* BEGIN WORKING DATA *

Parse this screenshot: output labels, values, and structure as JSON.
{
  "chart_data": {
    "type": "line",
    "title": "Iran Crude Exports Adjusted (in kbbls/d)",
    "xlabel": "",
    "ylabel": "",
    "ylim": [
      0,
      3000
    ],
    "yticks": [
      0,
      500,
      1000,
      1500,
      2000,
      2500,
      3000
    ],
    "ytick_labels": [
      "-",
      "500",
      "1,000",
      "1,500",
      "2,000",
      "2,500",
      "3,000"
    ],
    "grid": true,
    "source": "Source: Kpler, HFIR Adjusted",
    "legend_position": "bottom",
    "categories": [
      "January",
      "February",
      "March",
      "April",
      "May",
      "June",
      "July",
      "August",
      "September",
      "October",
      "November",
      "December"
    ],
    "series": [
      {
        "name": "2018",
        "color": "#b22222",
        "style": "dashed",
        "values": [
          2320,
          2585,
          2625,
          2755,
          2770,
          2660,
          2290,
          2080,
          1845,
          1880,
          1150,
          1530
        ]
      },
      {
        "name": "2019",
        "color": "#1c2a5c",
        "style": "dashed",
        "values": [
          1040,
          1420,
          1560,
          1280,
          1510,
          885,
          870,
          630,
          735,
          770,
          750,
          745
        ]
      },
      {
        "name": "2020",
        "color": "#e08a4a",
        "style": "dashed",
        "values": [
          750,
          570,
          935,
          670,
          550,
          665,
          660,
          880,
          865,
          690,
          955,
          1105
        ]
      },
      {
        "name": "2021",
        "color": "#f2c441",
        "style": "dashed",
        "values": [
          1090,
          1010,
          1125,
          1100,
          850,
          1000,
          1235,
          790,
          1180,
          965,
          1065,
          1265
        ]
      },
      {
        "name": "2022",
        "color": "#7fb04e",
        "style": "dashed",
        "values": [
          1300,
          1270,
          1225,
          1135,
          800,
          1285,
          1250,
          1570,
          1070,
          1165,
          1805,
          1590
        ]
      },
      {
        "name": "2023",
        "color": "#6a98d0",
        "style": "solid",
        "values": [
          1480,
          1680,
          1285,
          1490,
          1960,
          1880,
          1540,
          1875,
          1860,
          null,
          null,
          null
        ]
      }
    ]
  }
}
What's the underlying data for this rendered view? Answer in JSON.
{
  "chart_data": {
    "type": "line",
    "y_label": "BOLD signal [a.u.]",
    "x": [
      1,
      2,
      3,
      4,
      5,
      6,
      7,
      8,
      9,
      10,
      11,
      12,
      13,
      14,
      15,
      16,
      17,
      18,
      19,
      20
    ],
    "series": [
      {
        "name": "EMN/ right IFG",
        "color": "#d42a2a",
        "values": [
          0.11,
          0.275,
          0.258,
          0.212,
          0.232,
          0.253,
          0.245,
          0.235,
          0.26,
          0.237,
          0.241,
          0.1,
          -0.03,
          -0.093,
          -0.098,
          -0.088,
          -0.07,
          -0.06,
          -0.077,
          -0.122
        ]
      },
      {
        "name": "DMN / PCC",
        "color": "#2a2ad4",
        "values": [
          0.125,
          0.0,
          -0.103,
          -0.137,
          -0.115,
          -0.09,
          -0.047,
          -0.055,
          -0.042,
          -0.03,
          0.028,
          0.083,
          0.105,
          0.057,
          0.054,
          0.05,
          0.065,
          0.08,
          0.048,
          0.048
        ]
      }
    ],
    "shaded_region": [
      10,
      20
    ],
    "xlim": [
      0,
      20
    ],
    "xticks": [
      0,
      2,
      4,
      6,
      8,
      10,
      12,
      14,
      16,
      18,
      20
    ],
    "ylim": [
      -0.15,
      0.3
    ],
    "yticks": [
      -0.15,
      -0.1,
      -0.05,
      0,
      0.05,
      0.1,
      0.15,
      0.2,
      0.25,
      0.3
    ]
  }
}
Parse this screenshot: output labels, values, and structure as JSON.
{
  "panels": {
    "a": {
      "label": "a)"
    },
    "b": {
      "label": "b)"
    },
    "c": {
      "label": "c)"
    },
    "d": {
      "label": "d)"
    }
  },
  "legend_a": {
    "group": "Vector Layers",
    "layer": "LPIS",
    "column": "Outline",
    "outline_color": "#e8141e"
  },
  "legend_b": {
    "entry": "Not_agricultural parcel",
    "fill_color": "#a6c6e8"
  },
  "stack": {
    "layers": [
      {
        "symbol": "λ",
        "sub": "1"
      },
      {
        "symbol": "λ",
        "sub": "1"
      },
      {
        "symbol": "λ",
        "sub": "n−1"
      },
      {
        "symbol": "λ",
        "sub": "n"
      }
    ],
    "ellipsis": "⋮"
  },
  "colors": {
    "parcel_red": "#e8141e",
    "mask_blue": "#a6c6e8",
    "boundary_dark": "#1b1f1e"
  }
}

* END WORKING DATA *

**YOUR GOAL**
Print the records above in full, exactly.

**THE RESULT**
Parse this screenshot: output labels, values, and structure as JSON.
{
  "chart_data": {
    "type": "line",
    "title": "Iran Crude Exports Adjusted (in kbbls/d)",
    "xlabel": "",
    "ylabel": "",
    "ylim": [
      0,
      3000
    ],
    "yticks": [
      0,
      500,
      1000,
      1500,
      2000,
      2500,
      3000
    ],
    "ytick_labels": [
      "-",
      "500",
      "1,000",
      "1,500",
      "2,000",
      "2,500",
      "3,000"
    ],
    "grid": true,
    "source": "Source: Kpler, HFIR Adjusted",
    "legend_position": "bottom",
    "categories": [
      "January",
      "February",
      "March",
      "April",
      "May",
      "June",
      "July",
      "August",
      "September",
      "October",
      "November",
      "December"
    ],
    "series": [
      {
        "name": "2018",
        "color": "#b22222",
        "style": "dashed",
        "values": [
          2320,
          2585,
          2625,
          2755,
          2770,
          2660,
          2290,
          2080,
          1845,
          1880,
          1150,
          1530
        ]
      },
      {
        "name": "2019",
        "color": "#1c2a5c",
        "style": "dashed",
        "values": [
          1040,
          1420,
          1560,
          1280,
          1510,
          885,
          870,
          630,
          735,
          770,
          750,
          745
        ]
      },
      {
        "name": "2020",
        "color": "#e08a4a",
        "style": "dashed",
        "values": [
          750,
          570,
          935,
          670,
          550,
          665,
          660,
          880,
          865,
          690,
          955,
          1105
        ]
      },
      {
        "name": "2021",
        "color": "#f2c441",
        "style": "dashed",
        "values": [
          1090,
          1010,
          1125,
          1100,
          850,
          1000,
          1235,
          790,
          1180,
          965,
          1065,
          1265
        ]
      },
      {
        "name": "2022",
        "color": "#7fb04e",
        "style": "dashed",
        "values": [
          1300,
          1270,
          1225,
          1135,
          800,
          1285,
          1250,
          1570,
          1070,
          1165,
          1805,
          1590
        ]
      },
      {
        "name": "2023",
        "color": "#6a98d0",
        "style": "solid",
        "values": [
          1480,
          1680,
          1285,
          1490,
          1960,
          1880,
          1540,
          1875,
          1860,
          null,
          null,
          null
        ]
      }
    ]
  }
}
What's the underlying data for this rendered view? Answer in JSON.
{
  "chart_data": {
    "type": "line",
    "y_label": "BOLD signal [a.u.]",
    "x": [
      1,
      2,
      3,
      4,
      5,
      6,
      7,
      8,
      9,
      10,
      11,
      12,
      13,
      14,
      15,
      16,
      17,
      18,
      19,
      20
    ],
    "series": [
      {
        "name": "EMN/ right IFG",
        "color": "#d42a2a",
        "values": [
          0.11,
          0.275,
          0.258,
          0.212,
          0.232,
          0.253,
          0.245,
          0.235,
          0.26,
          0.237,
          0.241,
          0.1,
          -0.03,
          -0.093,
          -0.098,
          -0.088,
          -0.07,
          -0.06,
          -0.077,
          -0.122
        ]
      },
      {
        "name": "DMN / PCC",
        "color": "#2a2ad4",
        "values": [
          0.125,
          0.0,
          -0.103,
          -0.137,
          -0.115,
          -0.09,
          -0.047,
          -0.055,
          -0.042,
          -0.03,
          0.028,
          0.083,
          0.105,
          0.057,
          0.054,
          0.05,
          0.065,
          0.08,
          0.048,
          0.048
        ]
      }
    ],
    "shaded_region": [
      10,
      20
    ],
    "xlim": [
      0,
      20
    ],
    "xticks": [
      0,
      2,
      4,
      6,
      8,
      10,
      12,
      14,
      16,
      18,
      20
    ],
    "ylim": [
      -0.15,
      0.3
    ],
    "yticks": [
      -0.15,
      -0.1,
      -0.05,
      0,
      0.05,
      0.1,
      0.15,
      0.2,
      0.25,
      0.3
    ]
  }
}
Parse this screenshot: output labels, values, and structure as JSON.
{
  "panels": {
    "a": {
      "label": "a)"
    },
    "b": {
      "label": "b)"
    },
    "c": {
      "label": "c)"
    },
    "d": {
      "label": "d)"
    }
  },
  "legend_a": {
    "group": "Vector Layers",
    "layer": "LPIS",
    "column": "Outline",
    "outline_color": "#e8141e"
  },
  "legend_b": {
    "entry": "Not_agricultural parcel",
    "fill_color": "#a6c6e8"
  },
  "stack": {
    "layers": [
      {
        "symbol": "λ",
        "sub": "1"
      },
      {
        "symbol": "λ",
        "sub": "1"
      },
      {
        "symbol": "λ",
        "sub": "n−1"
      },
      {
        "symbol": "λ",
        "sub": "n"
      }
    ],
    "ellipsis": "⋮"
  },
  "colors": {
    "parcel_red": "#e8141e",
    "mask_blue": "#a6c6e8",
    "boundary_dark": "#1b1f1e"
  }
}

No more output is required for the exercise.